Write out every single entry exactly.
-*-*-
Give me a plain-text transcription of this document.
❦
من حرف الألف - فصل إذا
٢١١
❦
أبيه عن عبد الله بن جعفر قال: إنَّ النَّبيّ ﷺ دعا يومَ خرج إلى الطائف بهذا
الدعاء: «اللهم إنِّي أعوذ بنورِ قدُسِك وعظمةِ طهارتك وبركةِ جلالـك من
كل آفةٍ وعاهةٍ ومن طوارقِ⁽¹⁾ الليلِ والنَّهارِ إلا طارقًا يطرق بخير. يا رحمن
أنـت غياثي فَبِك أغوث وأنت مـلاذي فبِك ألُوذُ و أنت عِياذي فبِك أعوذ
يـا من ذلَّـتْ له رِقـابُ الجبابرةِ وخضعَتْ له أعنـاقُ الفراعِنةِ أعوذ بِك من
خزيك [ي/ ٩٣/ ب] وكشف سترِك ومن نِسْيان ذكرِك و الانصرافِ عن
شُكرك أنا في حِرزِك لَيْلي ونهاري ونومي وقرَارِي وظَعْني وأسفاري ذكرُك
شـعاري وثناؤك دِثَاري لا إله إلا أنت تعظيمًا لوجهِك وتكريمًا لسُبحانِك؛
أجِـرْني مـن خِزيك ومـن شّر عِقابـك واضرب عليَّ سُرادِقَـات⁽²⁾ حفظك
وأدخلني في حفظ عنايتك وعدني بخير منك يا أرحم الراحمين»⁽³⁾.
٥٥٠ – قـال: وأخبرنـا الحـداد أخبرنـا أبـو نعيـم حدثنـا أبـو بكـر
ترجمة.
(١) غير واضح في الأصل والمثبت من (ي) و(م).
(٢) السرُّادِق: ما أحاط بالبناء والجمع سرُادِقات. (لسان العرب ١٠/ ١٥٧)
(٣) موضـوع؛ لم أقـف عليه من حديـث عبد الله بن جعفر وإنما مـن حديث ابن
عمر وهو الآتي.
-*-*-
**Answer to this exercise:**
Give me a plain-text transcription of this document.
❦
من حرف الألف - فصل إذا
٢١١
❦
أبيه عن عبد الله بن جعفر قال: إنَّ النَّبيّ ﷺ دعا يومَ خرج إلى الطائف بهذا
الدعاء: «اللهم إنِّي أعوذ بنورِ قدُسِك وعظمةِ طهارتك وبركةِ جلالـك من
كل آفةٍ وعاهةٍ ومن طوارقِ⁽¹⁾ الليلِ والنَّهارِ إلا طارقًا يطرق بخير. يا رحمن
أنـت غياثي فَبِك أغوث وأنت مـلاذي فبِك ألُوذُ و أنت عِياذي فبِك أعوذ
يـا من ذلَّـتْ له رِقـابُ الجبابرةِ وخضعَتْ له أعنـاقُ الفراعِنةِ أعوذ بِك من
خزيك [ي/ ٩٣/ ب] وكشف سترِك ومن نِسْيان ذكرِك و الانصرافِ عن
شُكرك أنا في حِرزِك لَيْلي ونهاري ونومي وقرَارِي وظَعْني وأسفاري ذكرُك
شـعاري وثناؤك دِثَاري لا إله إلا أنت تعظيمًا لوجهِك وتكريمًا لسُبحانِك؛
أجِـرْني مـن خِزيك ومـن شّر عِقابـك واضرب عليَّ سُرادِقَـات⁽²⁾ حفظك
وأدخلني في حفظ عنايتك وعدني بخير منك يا أرحم الراحمين»⁽³⁾.
٥٥٠ – قـال: وأخبرنـا الحـداد أخبرنـا أبـو نعيـم حدثنـا أبـو بكـر
ترجمة.
(١) غير واضح في الأصل والمثبت من (ي) و(م).
(٢) السرُّادِق: ما أحاط بالبناء والجمع سرُادِقات. (لسان العرب ١٠/ ١٥٧)
(٣) موضـوع؛ لم أقـف عليه من حديـث عبد الله بن جعفر وإنما مـن حديث ابن
عمر وهو الآتي.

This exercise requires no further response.